= Your task =
Output every entry exactly as written, skipping any pictures.

= Records for the task =
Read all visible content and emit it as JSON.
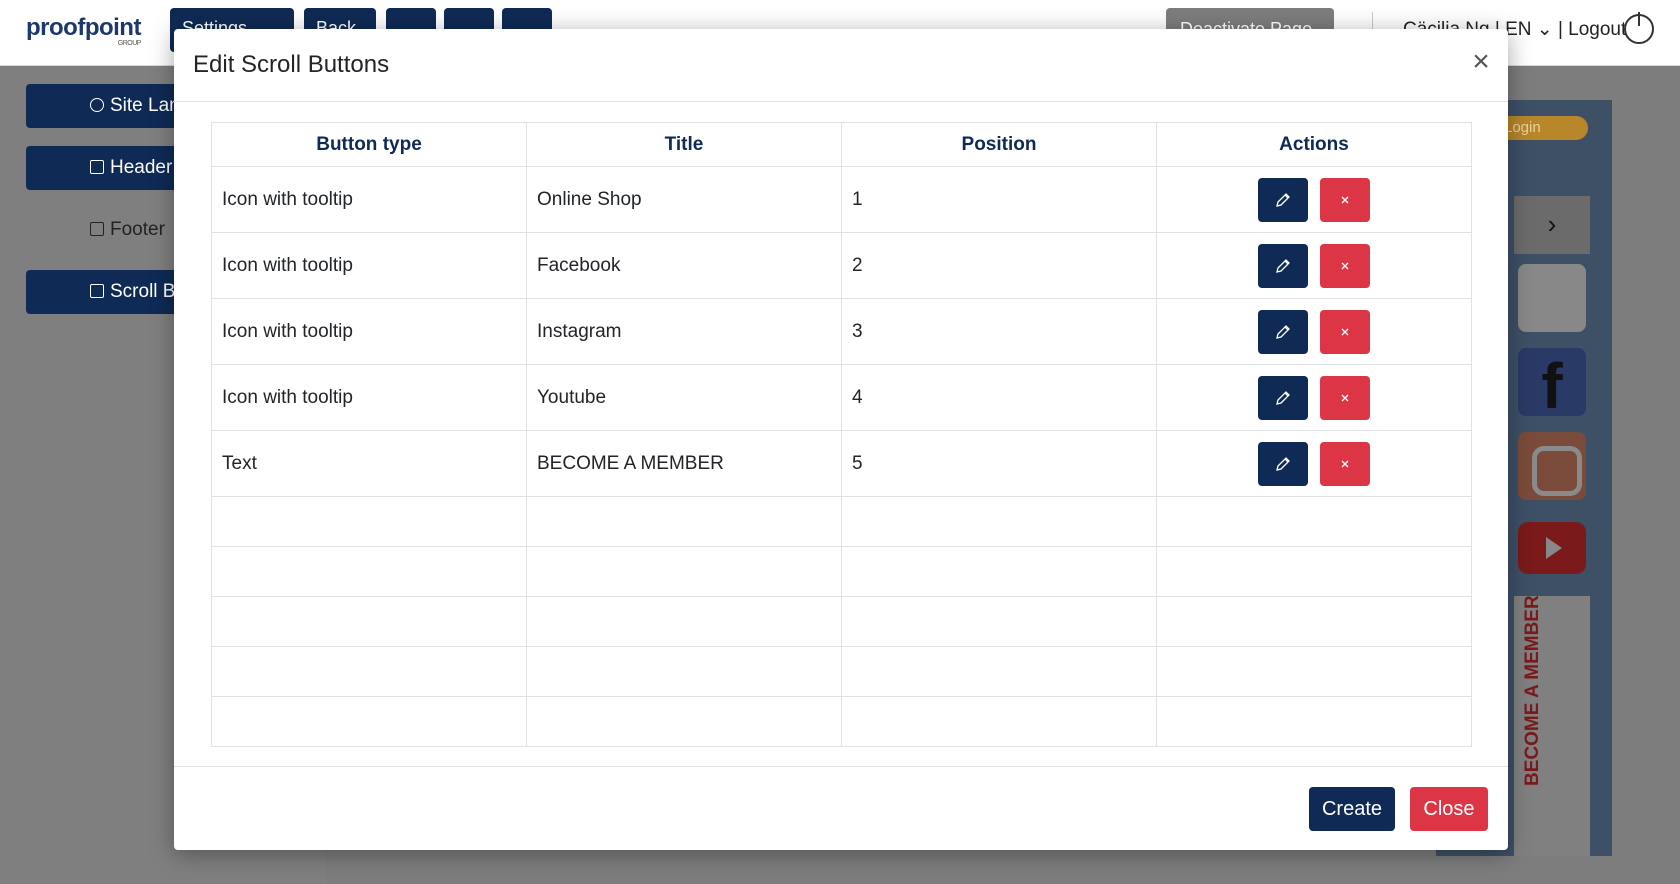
{
  "app": {
    "logo": "proofpoint",
    "logo_sub": "GROUP",
    "toolbar": [
      "Settings",
      "Back"
    ],
    "deactivate_label": "Deactivate Page",
    "user_line": "Cäcilia Ng | EN  ⌄ | Logout"
  },
  "sidebar": {
    "items": [
      {
        "label": "Site Language"
      },
      {
        "label": "Header Menu"
      },
      {
        "label": "Footer"
      },
      {
        "label": "Scroll Buttons"
      }
    ]
  },
  "preview": {
    "login_label": "Login",
    "member_label": "BECOME A MEMBER"
  },
  "modal": {
    "title": "Edit Scroll Buttons",
    "close_icon": "×",
    "columns": [
      "Button type",
      "Title",
      "Position",
      "Actions"
    ],
    "rows": [
      {
        "type": "Icon with tooltip",
        "title": "Online Shop",
        "position": "1"
      },
      {
        "type": "Icon with tooltip",
        "title": "Facebook",
        "position": "2"
      },
      {
        "type": "Icon with tooltip",
        "title": "Instagram",
        "position": "3"
      },
      {
        "type": "Icon with tooltip",
        "title": "Youtube",
        "position": "4"
      },
      {
        "type": "Text",
        "title": "BECOME A MEMBER",
        "position": "5"
      }
    ],
    "create_label": "Create",
    "close_label": "Close"
  },
  "colors": {
    "primary": "#0f2a55",
    "danger": "#dc3545"
  }
}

= Result =
Read all visible content and emit it as JSON.
{
  "app": {
    "logo": "proofpoint",
    "logo_sub": "GROUP",
    "toolbar": [
      "Settings",
      "Back"
    ],
    "deactivate_label": "Deactivate Page",
    "user_line": "Cäcilia Ng | EN  ⌄ | Logout"
  },
  "sidebar": {
    "items": [
      {
        "label": "Site Language"
      },
      {
        "label": "Header Menu"
      },
      {
        "label": "Footer"
      },
      {
        "label": "Scroll Buttons"
      }
    ]
  },
  "preview": {
    "login_label": "Login",
    "member_label": "BECOME A MEMBER"
  },
  "modal": {
    "title": "Edit Scroll Buttons",
    "close_icon": "×",
    "columns": [
      "Button type",
      "Title",
      "Position",
      "Actions"
    ],
    "rows": [
      {
        "type": "Icon with tooltip",
        "title": "Online Shop",
        "position": "1"
      },
      {
        "type": "Icon with tooltip",
        "title": "Facebook",
        "position": "2"
      },
      {
        "type": "Icon with tooltip",
        "title": "Instagram",
        "position": "3"
      },
      {
        "type": "Icon with tooltip",
        "title": "Youtube",
        "position": "4"
      },
      {
        "type": "Text",
        "title": "BECOME A MEMBER",
        "position": "5"
      }
    ],
    "create_label": "Create",
    "close_label": "Close"
  },
  "colors": {
    "primary": "#0f2a55",
    "danger": "#dc3545"
  }
}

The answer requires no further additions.